Output every line below exactly.

======== Data rows

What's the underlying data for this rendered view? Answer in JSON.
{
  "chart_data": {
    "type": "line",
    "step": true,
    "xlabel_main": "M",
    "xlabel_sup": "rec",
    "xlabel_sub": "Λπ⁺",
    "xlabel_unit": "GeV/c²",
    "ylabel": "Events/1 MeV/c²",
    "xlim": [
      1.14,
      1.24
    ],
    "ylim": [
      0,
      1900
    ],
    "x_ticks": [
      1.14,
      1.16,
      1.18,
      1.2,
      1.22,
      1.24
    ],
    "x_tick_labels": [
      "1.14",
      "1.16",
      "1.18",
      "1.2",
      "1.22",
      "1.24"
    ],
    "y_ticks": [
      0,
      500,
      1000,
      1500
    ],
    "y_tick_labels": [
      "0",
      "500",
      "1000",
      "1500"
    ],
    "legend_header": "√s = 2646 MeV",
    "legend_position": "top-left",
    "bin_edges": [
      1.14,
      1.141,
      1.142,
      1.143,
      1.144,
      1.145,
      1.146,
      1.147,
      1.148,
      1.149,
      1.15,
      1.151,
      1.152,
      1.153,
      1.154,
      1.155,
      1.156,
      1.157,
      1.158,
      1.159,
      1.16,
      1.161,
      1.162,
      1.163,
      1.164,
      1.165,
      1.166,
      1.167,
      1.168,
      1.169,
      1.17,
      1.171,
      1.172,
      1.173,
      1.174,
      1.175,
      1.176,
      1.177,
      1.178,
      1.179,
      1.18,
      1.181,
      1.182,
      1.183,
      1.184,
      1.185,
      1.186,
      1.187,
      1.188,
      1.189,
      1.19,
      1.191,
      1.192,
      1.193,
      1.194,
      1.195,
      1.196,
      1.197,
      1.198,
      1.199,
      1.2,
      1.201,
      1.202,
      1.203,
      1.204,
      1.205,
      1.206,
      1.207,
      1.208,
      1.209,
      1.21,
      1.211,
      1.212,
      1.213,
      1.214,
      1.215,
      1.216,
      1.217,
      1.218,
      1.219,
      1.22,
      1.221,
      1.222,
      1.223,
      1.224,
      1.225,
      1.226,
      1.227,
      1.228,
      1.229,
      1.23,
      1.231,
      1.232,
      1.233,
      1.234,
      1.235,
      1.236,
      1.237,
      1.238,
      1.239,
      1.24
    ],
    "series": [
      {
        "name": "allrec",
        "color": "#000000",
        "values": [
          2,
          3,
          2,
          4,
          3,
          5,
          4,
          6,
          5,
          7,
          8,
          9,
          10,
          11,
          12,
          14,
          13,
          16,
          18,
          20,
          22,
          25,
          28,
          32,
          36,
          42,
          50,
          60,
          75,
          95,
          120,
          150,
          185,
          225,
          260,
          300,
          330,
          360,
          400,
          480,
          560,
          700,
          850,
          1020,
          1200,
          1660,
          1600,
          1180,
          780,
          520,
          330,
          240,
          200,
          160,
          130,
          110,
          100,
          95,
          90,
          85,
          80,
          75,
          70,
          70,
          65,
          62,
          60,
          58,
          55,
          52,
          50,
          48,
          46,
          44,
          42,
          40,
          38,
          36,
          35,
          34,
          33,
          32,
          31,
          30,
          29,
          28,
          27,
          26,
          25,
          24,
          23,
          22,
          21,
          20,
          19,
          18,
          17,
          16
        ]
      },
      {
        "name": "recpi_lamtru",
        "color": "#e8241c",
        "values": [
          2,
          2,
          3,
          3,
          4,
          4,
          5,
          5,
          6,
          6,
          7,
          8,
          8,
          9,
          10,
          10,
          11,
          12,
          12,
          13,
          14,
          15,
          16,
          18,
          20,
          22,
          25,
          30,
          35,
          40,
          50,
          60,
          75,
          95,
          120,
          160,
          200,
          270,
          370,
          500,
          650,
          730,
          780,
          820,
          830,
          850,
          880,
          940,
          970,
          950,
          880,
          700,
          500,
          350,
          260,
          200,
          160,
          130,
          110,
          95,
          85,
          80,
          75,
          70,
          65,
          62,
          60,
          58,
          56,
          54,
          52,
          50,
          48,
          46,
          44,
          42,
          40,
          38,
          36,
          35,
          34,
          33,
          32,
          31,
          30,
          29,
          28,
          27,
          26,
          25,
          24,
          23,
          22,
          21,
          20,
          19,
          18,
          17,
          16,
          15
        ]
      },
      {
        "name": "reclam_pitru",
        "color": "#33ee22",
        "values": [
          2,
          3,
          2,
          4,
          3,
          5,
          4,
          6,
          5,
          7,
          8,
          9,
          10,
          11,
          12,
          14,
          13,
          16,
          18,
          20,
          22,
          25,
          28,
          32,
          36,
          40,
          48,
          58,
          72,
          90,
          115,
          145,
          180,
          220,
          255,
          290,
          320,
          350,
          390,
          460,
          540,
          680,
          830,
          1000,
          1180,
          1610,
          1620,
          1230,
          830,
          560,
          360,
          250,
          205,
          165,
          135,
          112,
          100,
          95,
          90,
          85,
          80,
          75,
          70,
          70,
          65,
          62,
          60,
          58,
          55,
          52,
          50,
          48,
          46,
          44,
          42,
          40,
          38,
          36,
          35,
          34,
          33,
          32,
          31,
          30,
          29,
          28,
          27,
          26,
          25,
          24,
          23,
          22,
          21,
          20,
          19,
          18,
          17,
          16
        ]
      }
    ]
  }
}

================

→ Correct answer:
What's the underlying data for this rendered view? Answer in JSON.
{
  "chart_data": {
    "type": "line",
    "step": true,
    "xlabel_main": "M",
    "xlabel_sup": "rec",
    "xlabel_sub": "Λπ⁺",
    "xlabel_unit": "GeV/c²",
    "ylabel": "Events/1 MeV/c²",
    "xlim": [
      1.14,
      1.24
    ],
    "ylim": [
      0,
      1900
    ],
    "x_ticks": [
      1.14,
      1.16,
      1.18,
      1.2,
      1.22,
      1.24
    ],
    "x_tick_labels": [
      "1.14",
      "1.16",
      "1.18",
      "1.2",
      "1.22",
      "1.24"
    ],
    "y_ticks": [
      0,
      500,
      1000,
      1500
    ],
    "y_tick_labels": [
      "0",
      "500",
      "1000",
      "1500"
    ],
    "legend_header": "√s = 2646 MeV",
    "legend_position": "top-left",
    "bin_edges": [
      1.14,
      1.141,
      1.142,
      1.143,
      1.144,
      1.145,
      1.146,
      1.147,
      1.148,
      1.149,
      1.15,
      1.151,
      1.152,
      1.153,
      1.154,
      1.155,
      1.156,
      1.157,
      1.158,
      1.159,
      1.16,
      1.161,
      1.162,
      1.163,
      1.164,
      1.165,
      1.166,
      1.167,
      1.168,
      1.169,
      1.17,
      1.171,
      1.172,
      1.173,
      1.174,
      1.175,
      1.176,
      1.177,
      1.178,
      1.179,
      1.18,
      1.181,
      1.182,
      1.183,
      1.184,
      1.185,
      1.186,
      1.187,
      1.188,
      1.189,
      1.19,
      1.191,
      1.192,
      1.193,
      1.194,
      1.195,
      1.196,
      1.197,
      1.198,
      1.199,
      1.2,
      1.201,
      1.202,
      1.203,
      1.204,
      1.205,
      1.206,
      1.207,
      1.208,
      1.209,
      1.21,
      1.211,
      1.212,
      1.213,
      1.214,
      1.215,
      1.216,
      1.217,
      1.218,
      1.219,
      1.22,
      1.221,
      1.222,
      1.223,
      1.224,
      1.225,
      1.226,
      1.227,
      1.228,
      1.229,
      1.23,
      1.231,
      1.232,
      1.233,
      1.234,
      1.235,
      1.236,
      1.237,
      1.238,
      1.239,
      1.24
    ],
    "series": [
      {
        "name": "allrec",
        "color": "#000000",
        "values": [
          2,
          3,
          2,
          4,
          3,
          5,
          4,
          6,
          5,
          7,
          8,
          9,
          10,
          11,
          12,
          14,
          13,
          16,
          18,
          20,
          22,
          25,
          28,
          32,
          36,
          42,
          50,
          60,
          75,
          95,
          120,
          150,
          185,
          225,
          260,
          300,
          330,
          360,
          400,
          480,
          560,
          700,
          850,
          1020,
          1200,
          1660,
          1600,
          1180,
          780,
          520,
          330,
          240,
          200,
          160,
          130,
          110,
          100,
          95,
          90,
          85,
          80,
          75,
          70,
          70,
          65,
          62,
          60,
          58,
          55,
          52,
          50,
          48,
          46,
          44,
          42,
          40,
          38,
          36,
          35,
          34,
          33,
          32,
          31,
          30,
          29,
          28,
          27,
          26,
          25,
          24,
          23,
          22,
          21,
          20,
          19,
          18,
          17,
          16
        ]
      },
      {
        "name": "recpi_lamtru",
        "color": "#e8241c",
        "values": [
          2,
          2,
          3,
          3,
          4,
          4,
          5,
          5,
          6,
          6,
          7,
          8,
          8,
          9,
          10,
          10,
          11,
          12,
          12,
          13,
          14,
          15,
          16,
          18,
          20,
          22,
          25,
          30,
          35,
          40,
          50,
          60,
          75,
          95,
          120,
          160,
          200,
          270,
          370,
          500,
          650,
          730,
          780,
          820,
          830,
          850,
          880,
          940,
          970,
          950,
          880,
          700,
          500,
          350,
          260,
          200,
          160,
          130,
          110,
          95,
          85,
          80,
          75,
          70,
          65,
          62,
          60,
          58,
          56,
          54,
          52,
          50,
          48,
          46,
          44,
          42,
          40,
          38,
          36,
          35,
          34,
          33,
          32,
          31,
          30,
          29,
          28,
          27,
          26,
          25,
          24,
          23,
          22,
          21,
          20,
          19,
          18,
          17,
          16,
          15
        ]
      },
      {
        "name": "reclam_pitru",
        "color": "#33ee22",
        "values": [
          2,
          3,
          2,
          4,
          3,
          5,
          4,
          6,
          5,
          7,
          8,
          9,
          10,
          11,
          12,
          14,
          13,
          16,
          18,
          20,
          22,
          25,
          28,
          32,
          36,
          40,
          48,
          58,
          72,
          90,
          115,
          145,
          180,
          220,
          255,
          290,
          320,
          350,
          390,
          460,
          540,
          680,
          830,
          1000,
          1180,
          1610,
          1620,
          1230,
          830,
          560,
          360,
          250,
          205,
          165,
          135,
          112,
          100,
          95,
          90,
          85,
          80,
          75,
          70,
          70,
          65,
          62,
          60,
          58,
          55,
          52,
          50,
          48,
          46,
          44,
          42,
          40,
          38,
          36,
          35,
          34,
          33,
          32,
          31,
          30,
          29,
          28,
          27,
          26,
          25,
          24,
          23,
          22,
          21,
          20,
          19,
          18,
          17,
          16
        ]
      }
    ]
  }
}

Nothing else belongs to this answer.